SET TASK:
Take every line from the material that has the word "Elicitation" in it.

WORKING DATA:
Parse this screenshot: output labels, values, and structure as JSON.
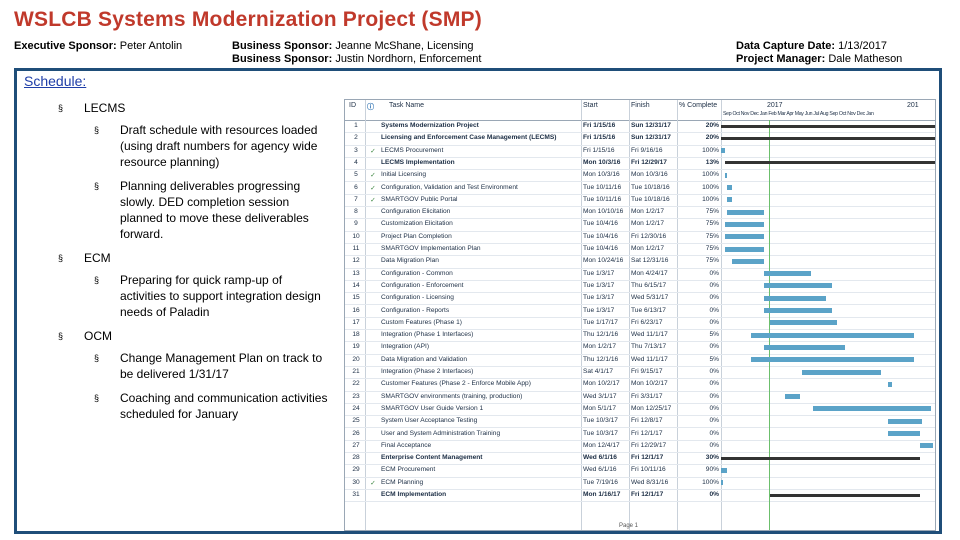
{
  "title": "WSLCB Systems Modernization Project (SMP)",
  "header": {
    "exec_label": "Executive Sponsor:",
    "exec_value": "Peter Antolin",
    "bs1_label": "Business Sponsor:",
    "bs1_value": "Jeanne McShane, Licensing",
    "bs2_label": "Business Sponsor:",
    "bs2_value": "Justin Nordhorn, Enforcement",
    "date_label": "Data Capture Date:",
    "date_value": "1/13/2017",
    "pm_label": "Project Manager:",
    "pm_value": "Dale Matheson"
  },
  "schedule": {
    "heading": "Schedule:",
    "marker": "§",
    "items": [
      {
        "label": "LECMS",
        "subs": [
          "Draft schedule with resources loaded (using draft numbers for agency wide resource planning)",
          "Planning deliverables progressing slowly.  DED completion session planned to move these deliverables forward."
        ]
      },
      {
        "label": "ECM",
        "subs": [
          "Preparing for quick ramp-up of activities to support integration design needs of Paladin"
        ]
      },
      {
        "label": "OCM",
        "subs": [
          "Change Management Plan on track to be delivered 1/31/17",
          "Coaching and communication activities scheduled for January"
        ]
      }
    ]
  },
  "gantt": {
    "columns": {
      "id": "ID",
      "name": "Task Name",
      "start": "Start",
      "finish": "Finish",
      "pct": "% Complete"
    },
    "years": [
      "2017",
      "201"
    ],
    "months": "Sep Oct Nov Dec Jan Feb Mar Apr May Jun Jul Aug Sep Oct Nov Dec Jan",
    "footer": "Page 1",
    "rows": [
      {
        "id": "1",
        "name": "Systems Modernization Project",
        "start": "Fri 1/15/16",
        "finish": "Sun 12/31/17",
        "pct": "20%",
        "bold": true,
        "done": false,
        "bar": [
          0.0,
          1.0
        ],
        "summary": true
      },
      {
        "id": "2",
        "name": "Licensing and Enforcement Case Management (LECMS)",
        "start": "Fri 1/15/16",
        "finish": "Sun 12/31/17",
        "pct": "20%",
        "bold": true,
        "done": false,
        "bar": [
          0.0,
          1.0
        ],
        "summary": true
      },
      {
        "id": "3",
        "name": "LECMS Procurement",
        "start": "Fri 1/15/16",
        "finish": "Fri 9/16/16",
        "pct": "100%",
        "bold": false,
        "done": true,
        "bar": [
          0.0,
          0.02
        ],
        "summary": false
      },
      {
        "id": "4",
        "name": "LECMS Implementation",
        "start": "Mon 10/3/16",
        "finish": "Fri 12/29/17",
        "pct": "13%",
        "bold": true,
        "done": false,
        "bar": [
          0.02,
          1.0
        ],
        "summary": true
      },
      {
        "id": "5",
        "name": "Initial Licensing",
        "start": "Mon 10/3/16",
        "finish": "Mon 10/3/16",
        "pct": "100%",
        "bold": false,
        "done": true,
        "bar": [
          0.02,
          0.03
        ],
        "summary": false
      },
      {
        "id": "6",
        "name": "Configuration, Validation and Test Environment",
        "start": "Tue 10/11/16",
        "finish": "Tue 10/18/16",
        "pct": "100%",
        "bold": false,
        "done": true,
        "bar": [
          0.03,
          0.05
        ],
        "summary": false
      },
      {
        "id": "7",
        "name": "SMARTGOV Public Portal",
        "start": "Tue 10/11/16",
        "finish": "Tue 10/18/16",
        "pct": "100%",
        "bold": false,
        "done": true,
        "bar": [
          0.03,
          0.05
        ],
        "summary": false
      },
      {
        "id": "8",
        "name": "Configuration Elicitation",
        "start": "Mon 10/10/16",
        "finish": "Mon 1/2/17",
        "pct": "75%",
        "bold": false,
        "done": false,
        "bar": [
          0.03,
          0.2
        ],
        "summary": false
      },
      {
        "id": "9",
        "name": "Customization Elicitation",
        "start": "Tue 10/4/16",
        "finish": "Mon 1/2/17",
        "pct": "75%",
        "bold": false,
        "done": false,
        "bar": [
          0.02,
          0.2
        ],
        "summary": false
      },
      {
        "id": "10",
        "name": "Project Plan Completion",
        "start": "Tue 10/4/16",
        "finish": "Fri 12/30/16",
        "pct": "75%",
        "bold": false,
        "done": false,
        "bar": [
          0.02,
          0.2
        ],
        "summary": false
      },
      {
        "id": "11",
        "name": "SMARTGOV Implementation Plan",
        "start": "Tue 10/4/16",
        "finish": "Mon 1/2/17",
        "pct": "75%",
        "bold": false,
        "done": false,
        "bar": [
          0.02,
          0.2
        ],
        "summary": false
      },
      {
        "id": "12",
        "name": "Data Migration Plan",
        "start": "Mon 10/24/16",
        "finish": "Sat 12/31/16",
        "pct": "75%",
        "bold": false,
        "done": false,
        "bar": [
          0.05,
          0.2
        ],
        "summary": false
      },
      {
        "id": "13",
        "name": "Configuration - Common",
        "start": "Tue 1/3/17",
        "finish": "Mon 4/24/17",
        "pct": "0%",
        "bold": false,
        "done": false,
        "bar": [
          0.2,
          0.42
        ],
        "summary": false
      },
      {
        "id": "14",
        "name": "Configuration - Enforcement",
        "start": "Tue 1/3/17",
        "finish": "Thu 6/15/17",
        "pct": "0%",
        "bold": false,
        "done": false,
        "bar": [
          0.2,
          0.52
        ],
        "summary": false
      },
      {
        "id": "15",
        "name": "Configuration - Licensing",
        "start": "Tue 1/3/17",
        "finish": "Wed 5/31/17",
        "pct": "0%",
        "bold": false,
        "done": false,
        "bar": [
          0.2,
          0.49
        ],
        "summary": false
      },
      {
        "id": "16",
        "name": "Configuration - Reports",
        "start": "Tue 1/3/17",
        "finish": "Tue 6/13/17",
        "pct": "0%",
        "bold": false,
        "done": false,
        "bar": [
          0.2,
          0.52
        ],
        "summary": false
      },
      {
        "id": "17",
        "name": "Custom Features (Phase 1)",
        "start": "Tue 1/17/17",
        "finish": "Fri 6/23/17",
        "pct": "0%",
        "bold": false,
        "done": false,
        "bar": [
          0.23,
          0.54
        ],
        "summary": false
      },
      {
        "id": "18",
        "name": "Integration (Phase 1 Interfaces)",
        "start": "Thu 12/1/16",
        "finish": "Wed 11/1/17",
        "pct": "5%",
        "bold": false,
        "done": false,
        "bar": [
          0.14,
          0.9
        ],
        "summary": false
      },
      {
        "id": "19",
        "name": "Integration (API)",
        "start": "Mon 1/2/17",
        "finish": "Thu 7/13/17",
        "pct": "0%",
        "bold": false,
        "done": false,
        "bar": [
          0.2,
          0.58
        ],
        "summary": false
      },
      {
        "id": "20",
        "name": "Data Migration and Validation",
        "start": "Thu 12/1/16",
        "finish": "Wed 11/1/17",
        "pct": "5%",
        "bold": false,
        "done": false,
        "bar": [
          0.14,
          0.9
        ],
        "summary": false
      },
      {
        "id": "21",
        "name": "Integration (Phase 2 Interfaces)",
        "start": "Sat 4/1/17",
        "finish": "Fri 9/15/17",
        "pct": "0%",
        "bold": false,
        "done": false,
        "bar": [
          0.38,
          0.75
        ],
        "summary": false
      },
      {
        "id": "22",
        "name": "Customer Features (Phase 2 - Enforce Mobile App)",
        "start": "Mon 10/2/17",
        "finish": "Mon 10/2/17",
        "pct": "0%",
        "bold": false,
        "done": false,
        "bar": [
          0.78,
          0.8
        ],
        "summary": false
      },
      {
        "id": "23",
        "name": "SMARTGOV environments (training, production)",
        "start": "Wed 3/1/17",
        "finish": "Fri 3/31/17",
        "pct": "0%",
        "bold": false,
        "done": false,
        "bar": [
          0.3,
          0.37
        ],
        "summary": false
      },
      {
        "id": "24",
        "name": "SMARTGOV User Guide Version 1",
        "start": "Mon 5/1/17",
        "finish": "Mon 12/25/17",
        "pct": "0%",
        "bold": false,
        "done": false,
        "bar": [
          0.43,
          0.98
        ],
        "summary": false
      },
      {
        "id": "25",
        "name": "System User Acceptance Testing",
        "start": "Tue 10/3/17",
        "finish": "Fri 12/8/17",
        "pct": "0%",
        "bold": false,
        "done": false,
        "bar": [
          0.78,
          0.94
        ],
        "summary": false
      },
      {
        "id": "26",
        "name": "User and System Administration Training",
        "start": "Tue 10/3/17",
        "finish": "Fri 12/1/17",
        "pct": "0%",
        "bold": false,
        "done": false,
        "bar": [
          0.78,
          0.93
        ],
        "summary": false
      },
      {
        "id": "27",
        "name": "Final Acceptance",
        "start": "Mon 12/4/17",
        "finish": "Fri 12/29/17",
        "pct": "0%",
        "bold": false,
        "done": false,
        "bar": [
          0.93,
          0.99
        ],
        "summary": false
      },
      {
        "id": "28",
        "name": "Enterprise Content Management",
        "start": "Wed 6/1/16",
        "finish": "Fri 12/1/17",
        "pct": "30%",
        "bold": true,
        "done": false,
        "bar": [
          0.0,
          0.93
        ],
        "summary": true
      },
      {
        "id": "29",
        "name": "ECM Procurement",
        "start": "Wed 6/1/16",
        "finish": "Fri 10/11/16",
        "pct": "90%",
        "bold": false,
        "done": false,
        "bar": [
          0.0,
          0.03
        ],
        "summary": false
      },
      {
        "id": "30",
        "name": "ECM Planning",
        "start": "Tue 7/19/16",
        "finish": "Wed 8/31/16",
        "pct": "100%",
        "bold": false,
        "done": true,
        "bar": [
          0.0,
          0.01
        ],
        "summary": false
      },
      {
        "id": "31",
        "name": "ECM Implementation",
        "start": "Mon 1/16/17",
        "finish": "Fri 12/1/17",
        "pct": "0%",
        "bold": true,
        "done": false,
        "bar": [
          0.23,
          0.93
        ],
        "summary": true
      }
    ]
  }
}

REPLY TO THE TASK:
        "name": "Configuration Elicitation",
        "name": "Customization Elicitation",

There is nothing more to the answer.